◆ Work to do ◆
The data below should be restated word for word, with every picture omitted.

------ Supplied material ------

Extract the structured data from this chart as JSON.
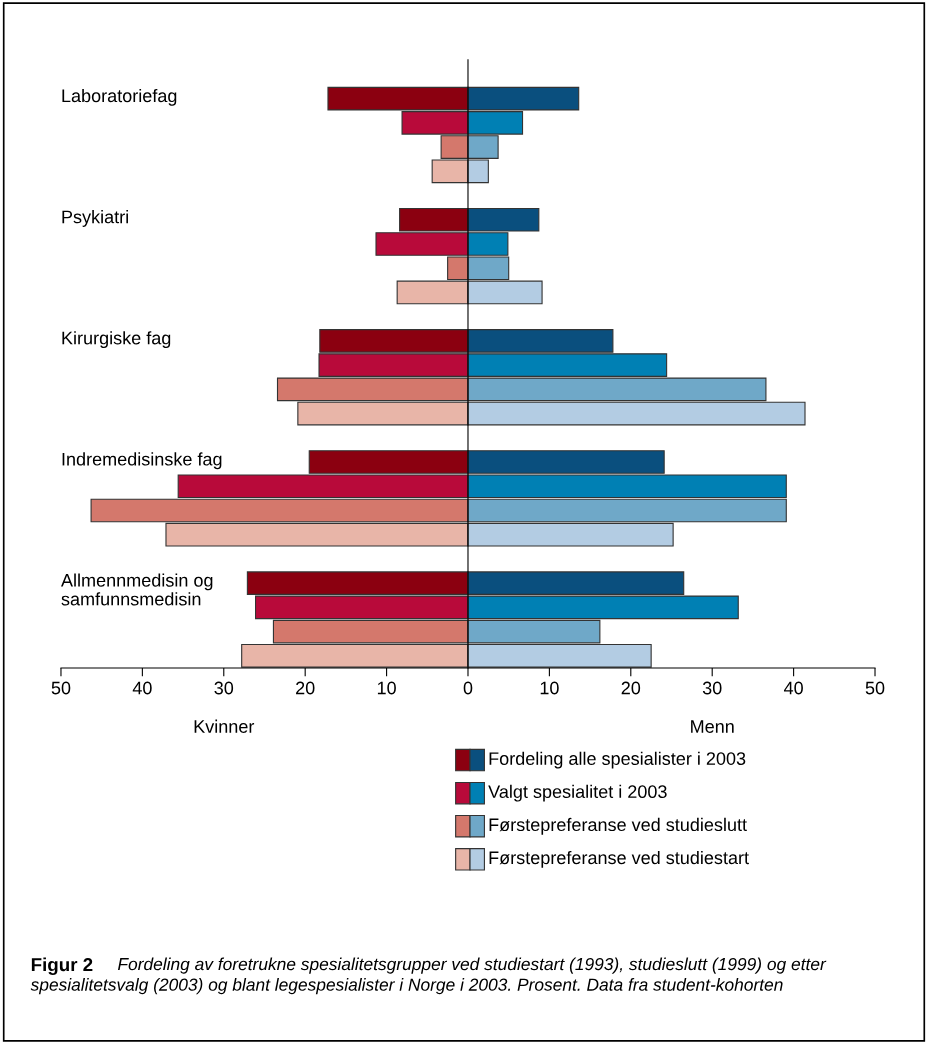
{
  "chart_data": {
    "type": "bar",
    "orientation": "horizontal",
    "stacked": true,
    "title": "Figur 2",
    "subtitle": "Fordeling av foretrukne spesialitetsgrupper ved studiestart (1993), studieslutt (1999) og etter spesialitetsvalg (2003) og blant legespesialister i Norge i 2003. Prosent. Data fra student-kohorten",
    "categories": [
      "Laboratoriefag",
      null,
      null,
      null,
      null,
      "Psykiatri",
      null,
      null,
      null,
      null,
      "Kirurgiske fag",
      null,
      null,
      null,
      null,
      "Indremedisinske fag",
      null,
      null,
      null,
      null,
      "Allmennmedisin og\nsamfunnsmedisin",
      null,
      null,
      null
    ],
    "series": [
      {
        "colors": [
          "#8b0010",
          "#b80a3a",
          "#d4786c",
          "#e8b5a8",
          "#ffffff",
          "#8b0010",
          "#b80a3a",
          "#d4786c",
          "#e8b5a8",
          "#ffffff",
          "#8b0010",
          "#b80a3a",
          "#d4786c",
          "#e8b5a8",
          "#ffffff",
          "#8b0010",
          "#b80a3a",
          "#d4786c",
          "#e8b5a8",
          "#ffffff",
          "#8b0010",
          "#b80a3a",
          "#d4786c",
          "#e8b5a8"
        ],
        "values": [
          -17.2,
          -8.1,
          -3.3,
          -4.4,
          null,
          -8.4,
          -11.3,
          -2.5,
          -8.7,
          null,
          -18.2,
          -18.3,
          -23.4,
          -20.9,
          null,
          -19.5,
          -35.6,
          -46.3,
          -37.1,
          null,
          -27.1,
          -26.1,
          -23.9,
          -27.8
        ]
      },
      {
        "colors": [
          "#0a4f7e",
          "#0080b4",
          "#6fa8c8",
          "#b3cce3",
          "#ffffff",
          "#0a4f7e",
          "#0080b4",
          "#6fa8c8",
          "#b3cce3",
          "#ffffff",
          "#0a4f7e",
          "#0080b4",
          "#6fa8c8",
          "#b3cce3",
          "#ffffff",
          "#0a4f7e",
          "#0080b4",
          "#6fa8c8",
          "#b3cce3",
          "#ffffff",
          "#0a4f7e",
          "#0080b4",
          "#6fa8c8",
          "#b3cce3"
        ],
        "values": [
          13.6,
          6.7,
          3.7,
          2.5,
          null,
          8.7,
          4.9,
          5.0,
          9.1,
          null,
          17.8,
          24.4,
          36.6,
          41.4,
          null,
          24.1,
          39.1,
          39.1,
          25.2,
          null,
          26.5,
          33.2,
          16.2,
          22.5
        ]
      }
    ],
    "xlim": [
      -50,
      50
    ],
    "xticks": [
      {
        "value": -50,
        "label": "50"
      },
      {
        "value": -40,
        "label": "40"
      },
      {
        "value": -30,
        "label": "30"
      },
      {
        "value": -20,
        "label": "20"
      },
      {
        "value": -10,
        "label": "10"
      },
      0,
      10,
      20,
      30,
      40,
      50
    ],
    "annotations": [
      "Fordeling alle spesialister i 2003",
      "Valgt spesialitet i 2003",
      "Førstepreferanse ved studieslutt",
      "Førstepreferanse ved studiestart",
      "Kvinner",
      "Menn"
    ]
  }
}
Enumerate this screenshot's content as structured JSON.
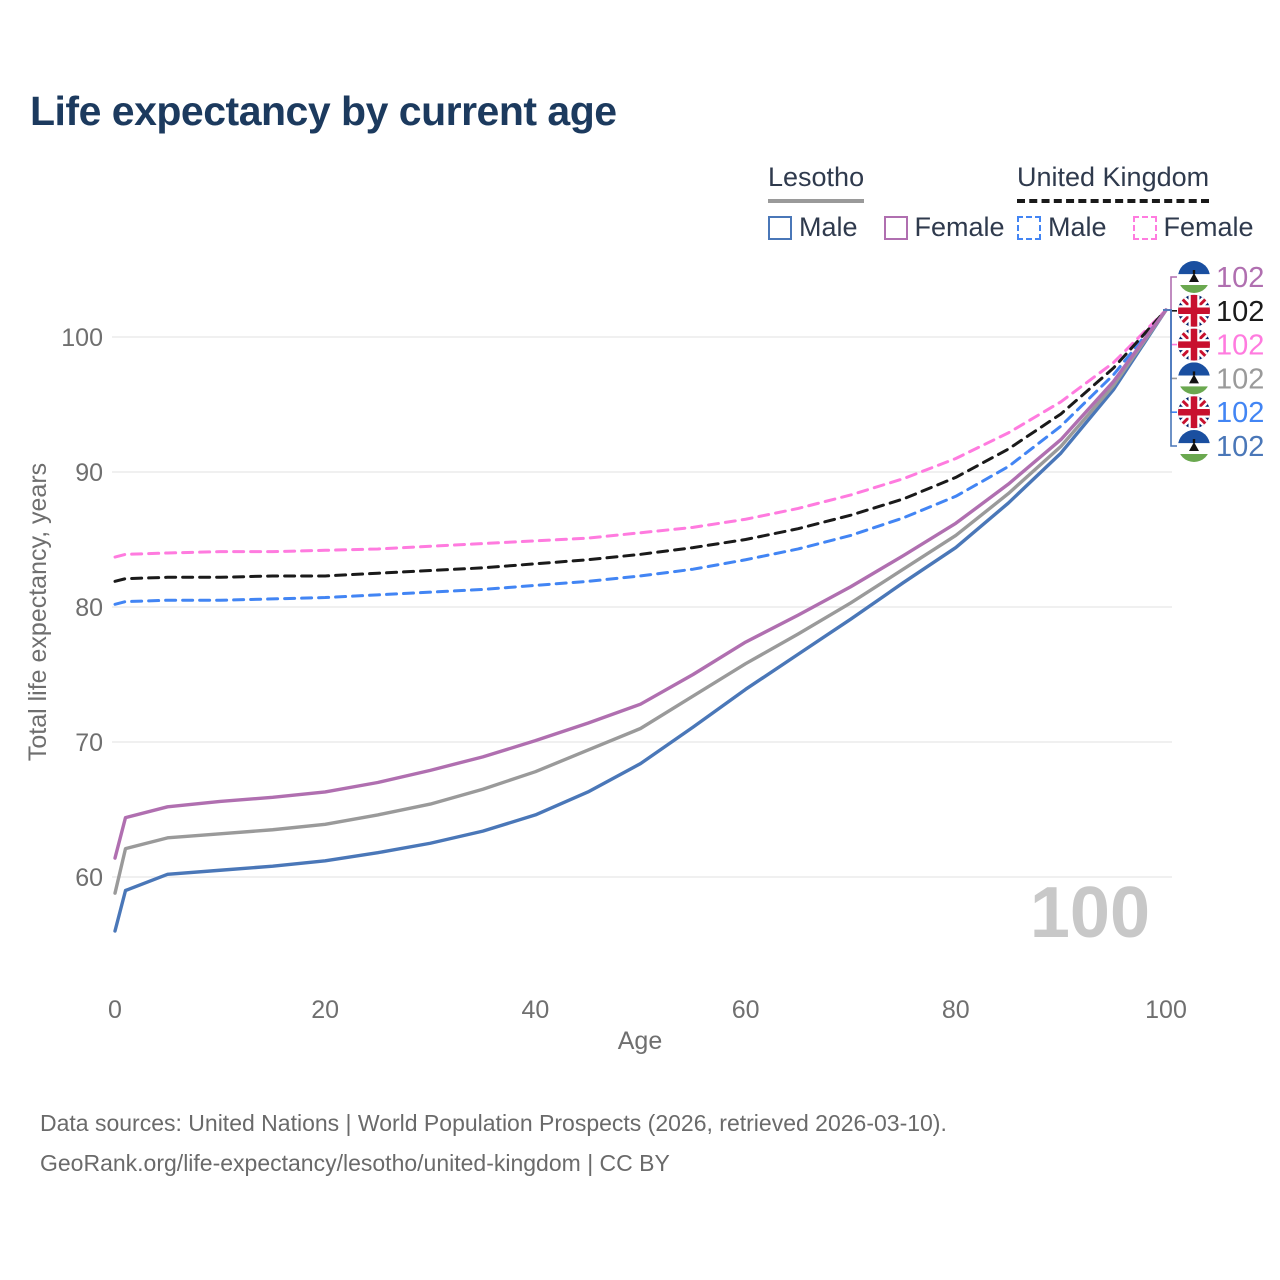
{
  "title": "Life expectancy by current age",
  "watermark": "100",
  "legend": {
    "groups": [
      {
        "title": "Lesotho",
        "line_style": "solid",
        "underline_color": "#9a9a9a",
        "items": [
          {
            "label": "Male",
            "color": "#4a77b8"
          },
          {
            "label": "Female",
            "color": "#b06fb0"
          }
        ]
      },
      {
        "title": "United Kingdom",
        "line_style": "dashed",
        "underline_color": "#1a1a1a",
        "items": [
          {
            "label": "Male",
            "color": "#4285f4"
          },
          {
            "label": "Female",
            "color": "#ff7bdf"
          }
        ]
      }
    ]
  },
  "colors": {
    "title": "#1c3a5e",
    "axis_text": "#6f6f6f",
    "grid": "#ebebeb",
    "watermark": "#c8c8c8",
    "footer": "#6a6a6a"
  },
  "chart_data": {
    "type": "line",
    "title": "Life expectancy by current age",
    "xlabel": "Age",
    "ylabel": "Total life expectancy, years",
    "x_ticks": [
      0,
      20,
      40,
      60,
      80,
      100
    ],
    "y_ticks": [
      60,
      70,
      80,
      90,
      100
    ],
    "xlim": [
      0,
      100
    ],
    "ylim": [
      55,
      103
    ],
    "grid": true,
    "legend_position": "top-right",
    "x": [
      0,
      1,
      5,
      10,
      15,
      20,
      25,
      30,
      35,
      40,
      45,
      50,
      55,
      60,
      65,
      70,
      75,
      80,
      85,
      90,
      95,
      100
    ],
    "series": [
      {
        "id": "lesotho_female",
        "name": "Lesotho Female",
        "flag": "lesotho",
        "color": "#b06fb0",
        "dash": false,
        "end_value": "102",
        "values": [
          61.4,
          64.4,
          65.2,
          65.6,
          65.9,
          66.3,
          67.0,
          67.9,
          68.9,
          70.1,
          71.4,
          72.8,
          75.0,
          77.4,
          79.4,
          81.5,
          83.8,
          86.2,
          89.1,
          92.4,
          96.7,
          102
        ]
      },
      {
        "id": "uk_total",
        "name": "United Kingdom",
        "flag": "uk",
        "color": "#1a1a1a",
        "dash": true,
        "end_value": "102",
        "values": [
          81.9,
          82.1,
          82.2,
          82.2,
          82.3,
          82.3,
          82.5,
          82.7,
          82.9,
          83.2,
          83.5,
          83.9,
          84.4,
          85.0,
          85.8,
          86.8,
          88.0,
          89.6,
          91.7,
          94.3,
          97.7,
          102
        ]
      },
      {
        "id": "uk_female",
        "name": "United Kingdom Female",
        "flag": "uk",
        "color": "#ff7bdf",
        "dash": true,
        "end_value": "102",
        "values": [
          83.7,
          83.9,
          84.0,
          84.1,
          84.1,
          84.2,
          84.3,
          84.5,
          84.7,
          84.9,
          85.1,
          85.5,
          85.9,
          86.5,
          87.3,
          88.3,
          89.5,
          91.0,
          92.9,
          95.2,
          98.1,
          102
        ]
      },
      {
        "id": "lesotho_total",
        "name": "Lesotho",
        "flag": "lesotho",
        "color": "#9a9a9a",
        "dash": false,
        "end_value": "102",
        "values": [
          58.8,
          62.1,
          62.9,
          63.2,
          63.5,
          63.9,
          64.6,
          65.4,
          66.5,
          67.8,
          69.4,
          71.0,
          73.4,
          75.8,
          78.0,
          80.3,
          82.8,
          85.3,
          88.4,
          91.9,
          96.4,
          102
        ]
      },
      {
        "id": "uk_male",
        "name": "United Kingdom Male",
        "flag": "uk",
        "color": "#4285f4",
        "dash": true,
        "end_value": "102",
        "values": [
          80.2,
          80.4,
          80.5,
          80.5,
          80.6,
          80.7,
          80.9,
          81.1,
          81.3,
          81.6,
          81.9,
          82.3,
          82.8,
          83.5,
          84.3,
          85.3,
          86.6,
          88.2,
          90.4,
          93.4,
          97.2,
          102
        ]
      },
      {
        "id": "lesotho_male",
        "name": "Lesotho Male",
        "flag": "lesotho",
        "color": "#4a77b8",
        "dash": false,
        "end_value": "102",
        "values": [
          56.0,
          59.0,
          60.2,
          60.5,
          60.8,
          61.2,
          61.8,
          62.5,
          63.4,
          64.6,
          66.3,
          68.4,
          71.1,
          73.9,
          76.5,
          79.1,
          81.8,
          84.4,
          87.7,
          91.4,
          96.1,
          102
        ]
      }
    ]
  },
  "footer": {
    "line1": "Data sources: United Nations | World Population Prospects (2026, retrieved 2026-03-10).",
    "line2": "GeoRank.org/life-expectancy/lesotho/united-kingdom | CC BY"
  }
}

------

◆ Result for this exercise ◆
Extract the structured data from this chart as JSON.
{
  "chart_data": {
    "type": "bar",
    "orientation": "horizontal",
    "stacked": true,
    "title": "Figur 2",
    "subtitle": "Fordeling av foretrukne spesialitetsgrupper ved studiestart (1993), studieslutt (1999) og etter spesialitetsvalg (2003) og blant legespesialister i Norge i 2003. Prosent. Data fra student-kohorten",
    "categories": [
      "Laboratoriefag",
      null,
      null,
      null,
      null,
      "Psykiatri",
      null,
      null,
      null,
      null,
      "Kirurgiske fag",
      null,
      null,
      null,
      null,
      "Indremedisinske fag",
      null,
      null,
      null,
      null,
      "Allmennmedisin og\nsamfunnsmedisin",
      null,
      null,
      null
    ],
    "series": [
      {
        "colors": [
          "#8b0010",
          "#b80a3a",
          "#d4786c",
          "#e8b5a8",
          "#ffffff",
          "#8b0010",
          "#b80a3a",
          "#d4786c",
          "#e8b5a8",
          "#ffffff",
          "#8b0010",
          "#b80a3a",
          "#d4786c",
          "#e8b5a8",
          "#ffffff",
          "#8b0010",
          "#b80a3a",
          "#d4786c",
          "#e8b5a8",
          "#ffffff",
          "#8b0010",
          "#b80a3a",
          "#d4786c",
          "#e8b5a8"
        ],
        "values": [
          -17.2,
          -8.1,
          -3.3,
          -4.4,
          null,
          -8.4,
          -11.3,
          -2.5,
          -8.7,
          null,
          -18.2,
          -18.3,
          -23.4,
          -20.9,
          null,
          -19.5,
          -35.6,
          -46.3,
          -37.1,
          null,
          -27.1,
          -26.1,
          -23.9,
          -27.8
        ]
      },
      {
        "colors": [
          "#0a4f7e",
          "#0080b4",
          "#6fa8c8",
          "#b3cce3",
          "#ffffff",
          "#0a4f7e",
          "#0080b4",
          "#6fa8c8",
          "#b3cce3",
          "#ffffff",
          "#0a4f7e",
          "#0080b4",
          "#6fa8c8",
          "#b3cce3",
          "#ffffff",
          "#0a4f7e",
          "#0080b4",
          "#6fa8c8",
          "#b3cce3",
          "#ffffff",
          "#0a4f7e",
          "#0080b4",
          "#6fa8c8",
          "#b3cce3"
        ],
        "values": [
          13.6,
          6.7,
          3.7,
          2.5,
          null,
          8.7,
          4.9,
          5.0,
          9.1,
          null,
          17.8,
          24.4,
          36.6,
          41.4,
          null,
          24.1,
          39.1,
          39.1,
          25.2,
          null,
          26.5,
          33.2,
          16.2,
          22.5
        ]
      }
    ],
    "xlim": [
      -50,
      50
    ],
    "xticks": [
      {
        "value": -50,
        "label": "50"
      },
      {
        "value": -40,
        "label": "40"
      },
      {
        "value": -30,
        "label": "30"
      },
      {
        "value": -20,
        "label": "20"
      },
      {
        "value": -10,
        "label": "10"
      },
      0,
      10,
      20,
      30,
      40,
      50
    ],
    "annotations": [
      "Fordeling alle spesialister i 2003",
      "Valgt spesialitet i 2003",
      "Førstepreferanse ved studieslutt",
      "Førstepreferanse ved studiestart",
      "Kvinner",
      "Menn"
    ]
  }
}
Enumerate this screenshot's content as structured JSON.
{
  "title": "Life expectancy by current age",
  "watermark": "100",
  "legend": {
    "groups": [
      {
        "title": "Lesotho",
        "line_style": "solid",
        "underline_color": "#9a9a9a",
        "items": [
          {
            "label": "Male",
            "color": "#4a77b8"
          },
          {
            "label": "Female",
            "color": "#b06fb0"
          }
        ]
      },
      {
        "title": "United Kingdom",
        "line_style": "dashed",
        "underline_color": "#1a1a1a",
        "items": [
          {
            "label": "Male",
            "color": "#4285f4"
          },
          {
            "label": "Female",
            "color": "#ff7bdf"
          }
        ]
      }
    ]
  },
  "colors": {
    "title": "#1c3a5e",
    "axis_text": "#6f6f6f",
    "grid": "#ebebeb",
    "watermark": "#c8c8c8",
    "footer": "#6a6a6a"
  },
  "chart_data": {
    "type": "line",
    "title": "Life expectancy by current age",
    "xlabel": "Age",
    "ylabel": "Total life expectancy, years",
    "x_ticks": [
      0,
      20,
      40,
      60,
      80,
      100
    ],
    "y_ticks": [
      60,
      70,
      80,
      90,
      100
    ],
    "xlim": [
      0,
      100
    ],
    "ylim": [
      55,
      103
    ],
    "grid": true,
    "legend_position": "top-right",
    "x": [
      0,
      1,
      5,
      10,
      15,
      20,
      25,
      30,
      35,
      40,
      45,
      50,
      55,
      60,
      65,
      70,
      75,
      80,
      85,
      90,
      95,
      100
    ],
    "series": [
      {
        "id": "lesotho_female",
        "name": "Lesotho Female",
        "flag": "lesotho",
        "color": "#b06fb0",
        "dash": false,
        "end_value": "102",
        "values": [
          61.4,
          64.4,
          65.2,
          65.6,
          65.9,
          66.3,
          67.0,
          67.9,
          68.9,
          70.1,
          71.4,
          72.8,
          75.0,
          77.4,
          79.4,
          81.5,
          83.8,
          86.2,
          89.1,
          92.4,
          96.7,
          102
        ]
      },
      {
        "id": "uk_total",
        "name": "United Kingdom",
        "flag": "uk",
        "color": "#1a1a1a",
        "dash": true,
        "end_value": "102",
        "values": [
          81.9,
          82.1,
          82.2,
          82.2,
          82.3,
          82.3,
          82.5,
          82.7,
          82.9,
          83.2,
          83.5,
          83.9,
          84.4,
          85.0,
          85.8,
          86.8,
          88.0,
          89.6,
          91.7,
          94.3,
          97.7,
          102
        ]
      },
      {
        "id": "uk_female",
        "name": "United Kingdom Female",
        "flag": "uk",
        "color": "#ff7bdf",
        "dash": true,
        "end_value": "102",
        "values": [
          83.7,
          83.9,
          84.0,
          84.1,
          84.1,
          84.2,
          84.3,
          84.5,
          84.7,
          84.9,
          85.1,
          85.5,
          85.9,
          86.5,
          87.3,
          88.3,
          89.5,
          91.0,
          92.9,
          95.2,
          98.1,
          102
        ]
      },
      {
        "id": "lesotho_total",
        "name": "Lesotho",
        "flag": "lesotho",
        "color": "#9a9a9a",
        "dash": false,
        "end_value": "102",
        "values": [
          58.8,
          62.1,
          62.9,
          63.2,
          63.5,
          63.9,
          64.6,
          65.4,
          66.5,
          67.8,
          69.4,
          71.0,
          73.4,
          75.8,
          78.0,
          80.3,
          82.8,
          85.3,
          88.4,
          91.9,
          96.4,
          102
        ]
      },
      {
        "id": "uk_male",
        "name": "United Kingdom Male",
        "flag": "uk",
        "color": "#4285f4",
        "dash": true,
        "end_value": "102",
        "values": [
          80.2,
          80.4,
          80.5,
          80.5,
          80.6,
          80.7,
          80.9,
          81.1,
          81.3,
          81.6,
          81.9,
          82.3,
          82.8,
          83.5,
          84.3,
          85.3,
          86.6,
          88.2,
          90.4,
          93.4,
          97.2,
          102
        ]
      },
      {
        "id": "lesotho_male",
        "name": "Lesotho Male",
        "flag": "lesotho",
        "color": "#4a77b8",
        "dash": false,
        "end_value": "102",
        "values": [
          56.0,
          59.0,
          60.2,
          60.5,
          60.8,
          61.2,
          61.8,
          62.5,
          63.4,
          64.6,
          66.3,
          68.4,
          71.1,
          73.9,
          76.5,
          79.1,
          81.8,
          84.4,
          87.7,
          91.4,
          96.1,
          102
        ]
      }
    ]
  },
  "footer": {
    "line1": "Data sources: United Nations | World Population Prospects (2026, retrieved 2026-03-10).",
    "line2": "GeoRank.org/life-expectancy/lesotho/united-kingdom | CC BY"
  }
}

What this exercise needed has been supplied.